Data supplied =>
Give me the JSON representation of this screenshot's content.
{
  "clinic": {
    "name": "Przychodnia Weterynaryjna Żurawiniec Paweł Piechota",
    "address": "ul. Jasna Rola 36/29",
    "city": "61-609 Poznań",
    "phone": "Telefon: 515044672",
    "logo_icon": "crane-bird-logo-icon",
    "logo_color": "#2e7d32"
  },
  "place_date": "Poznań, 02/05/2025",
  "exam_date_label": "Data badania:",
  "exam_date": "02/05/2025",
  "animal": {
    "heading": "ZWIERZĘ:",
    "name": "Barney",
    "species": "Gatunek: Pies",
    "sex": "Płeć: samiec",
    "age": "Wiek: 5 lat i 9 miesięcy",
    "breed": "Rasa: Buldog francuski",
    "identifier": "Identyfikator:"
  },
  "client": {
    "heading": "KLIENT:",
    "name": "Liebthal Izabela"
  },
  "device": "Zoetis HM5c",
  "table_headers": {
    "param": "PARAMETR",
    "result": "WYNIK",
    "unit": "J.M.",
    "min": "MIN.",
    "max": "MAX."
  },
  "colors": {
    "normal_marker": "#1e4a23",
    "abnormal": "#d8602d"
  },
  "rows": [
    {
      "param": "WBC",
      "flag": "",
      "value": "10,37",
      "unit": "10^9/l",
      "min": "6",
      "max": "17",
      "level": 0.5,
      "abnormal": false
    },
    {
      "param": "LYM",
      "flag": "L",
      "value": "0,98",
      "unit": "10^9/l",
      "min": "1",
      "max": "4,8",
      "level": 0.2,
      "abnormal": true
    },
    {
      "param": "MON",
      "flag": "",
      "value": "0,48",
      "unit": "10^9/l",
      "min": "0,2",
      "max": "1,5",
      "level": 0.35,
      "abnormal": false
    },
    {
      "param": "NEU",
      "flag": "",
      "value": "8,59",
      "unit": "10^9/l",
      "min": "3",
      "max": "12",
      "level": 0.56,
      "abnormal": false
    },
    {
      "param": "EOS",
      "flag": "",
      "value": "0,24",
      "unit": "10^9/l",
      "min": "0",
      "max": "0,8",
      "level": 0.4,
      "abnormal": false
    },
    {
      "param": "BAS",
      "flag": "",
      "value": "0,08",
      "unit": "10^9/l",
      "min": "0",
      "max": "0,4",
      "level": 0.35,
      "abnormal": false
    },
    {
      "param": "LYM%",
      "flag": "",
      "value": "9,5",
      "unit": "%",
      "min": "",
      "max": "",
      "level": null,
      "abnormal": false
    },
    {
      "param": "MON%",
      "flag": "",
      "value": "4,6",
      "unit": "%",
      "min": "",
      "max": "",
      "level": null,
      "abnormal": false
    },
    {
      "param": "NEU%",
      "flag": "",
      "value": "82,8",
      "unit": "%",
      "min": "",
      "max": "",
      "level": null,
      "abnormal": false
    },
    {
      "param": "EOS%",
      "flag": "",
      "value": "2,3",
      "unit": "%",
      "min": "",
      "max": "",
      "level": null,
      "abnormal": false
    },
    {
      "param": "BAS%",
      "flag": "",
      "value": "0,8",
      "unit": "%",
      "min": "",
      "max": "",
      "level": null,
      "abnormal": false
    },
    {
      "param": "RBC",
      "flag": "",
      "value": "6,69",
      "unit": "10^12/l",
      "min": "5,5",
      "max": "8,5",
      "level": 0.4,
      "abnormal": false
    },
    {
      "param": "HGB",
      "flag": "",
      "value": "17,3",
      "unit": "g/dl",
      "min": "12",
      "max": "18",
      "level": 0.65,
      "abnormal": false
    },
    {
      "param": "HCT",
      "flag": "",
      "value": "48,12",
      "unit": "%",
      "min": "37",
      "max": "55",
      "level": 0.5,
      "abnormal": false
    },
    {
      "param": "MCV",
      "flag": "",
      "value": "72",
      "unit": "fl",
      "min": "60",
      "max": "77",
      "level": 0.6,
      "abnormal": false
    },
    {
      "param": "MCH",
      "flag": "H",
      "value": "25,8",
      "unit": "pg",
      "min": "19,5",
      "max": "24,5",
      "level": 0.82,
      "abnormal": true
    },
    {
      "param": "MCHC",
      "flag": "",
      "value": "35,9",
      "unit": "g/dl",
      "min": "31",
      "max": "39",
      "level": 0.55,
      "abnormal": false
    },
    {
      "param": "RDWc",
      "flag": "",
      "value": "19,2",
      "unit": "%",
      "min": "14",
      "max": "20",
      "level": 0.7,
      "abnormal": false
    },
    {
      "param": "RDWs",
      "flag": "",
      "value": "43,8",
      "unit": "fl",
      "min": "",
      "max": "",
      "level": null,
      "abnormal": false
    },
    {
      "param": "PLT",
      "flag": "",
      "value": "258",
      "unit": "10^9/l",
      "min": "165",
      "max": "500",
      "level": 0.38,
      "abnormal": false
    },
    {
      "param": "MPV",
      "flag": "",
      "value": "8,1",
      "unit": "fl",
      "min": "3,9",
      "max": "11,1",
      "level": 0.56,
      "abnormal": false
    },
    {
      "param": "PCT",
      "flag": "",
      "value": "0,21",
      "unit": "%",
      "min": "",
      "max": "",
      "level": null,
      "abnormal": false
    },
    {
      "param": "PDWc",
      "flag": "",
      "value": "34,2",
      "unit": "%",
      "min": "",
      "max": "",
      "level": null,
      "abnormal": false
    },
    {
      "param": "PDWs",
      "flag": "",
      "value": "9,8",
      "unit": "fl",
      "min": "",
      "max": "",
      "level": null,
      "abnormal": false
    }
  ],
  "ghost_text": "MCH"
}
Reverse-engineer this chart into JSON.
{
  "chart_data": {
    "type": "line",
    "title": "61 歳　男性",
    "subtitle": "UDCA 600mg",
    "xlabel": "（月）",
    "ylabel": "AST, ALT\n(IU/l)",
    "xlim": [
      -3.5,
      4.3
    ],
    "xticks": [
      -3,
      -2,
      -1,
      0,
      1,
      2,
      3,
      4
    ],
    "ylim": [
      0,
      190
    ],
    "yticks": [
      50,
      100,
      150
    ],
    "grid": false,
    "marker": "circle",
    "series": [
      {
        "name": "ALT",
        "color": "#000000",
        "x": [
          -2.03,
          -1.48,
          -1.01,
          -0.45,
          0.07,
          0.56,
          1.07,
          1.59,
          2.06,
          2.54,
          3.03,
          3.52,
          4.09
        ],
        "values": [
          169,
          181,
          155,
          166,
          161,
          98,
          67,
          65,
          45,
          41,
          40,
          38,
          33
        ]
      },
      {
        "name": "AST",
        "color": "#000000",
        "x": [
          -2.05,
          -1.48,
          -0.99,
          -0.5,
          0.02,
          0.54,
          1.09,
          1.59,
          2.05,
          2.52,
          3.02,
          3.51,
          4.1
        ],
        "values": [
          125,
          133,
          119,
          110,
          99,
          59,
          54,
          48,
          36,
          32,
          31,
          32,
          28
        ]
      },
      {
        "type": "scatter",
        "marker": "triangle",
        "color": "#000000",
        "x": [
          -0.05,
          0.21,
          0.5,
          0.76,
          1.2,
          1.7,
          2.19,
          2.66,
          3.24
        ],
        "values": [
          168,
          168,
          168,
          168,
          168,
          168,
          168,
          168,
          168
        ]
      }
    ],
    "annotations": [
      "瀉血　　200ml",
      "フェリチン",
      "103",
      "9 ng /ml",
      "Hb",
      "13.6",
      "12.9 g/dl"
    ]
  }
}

Task description =>
Look through the entries above. Extract each line with the word "this".

Problem solution =>
Give me the JSON representation of this screenshot's content.
Reverse-engineer this chart into JSON.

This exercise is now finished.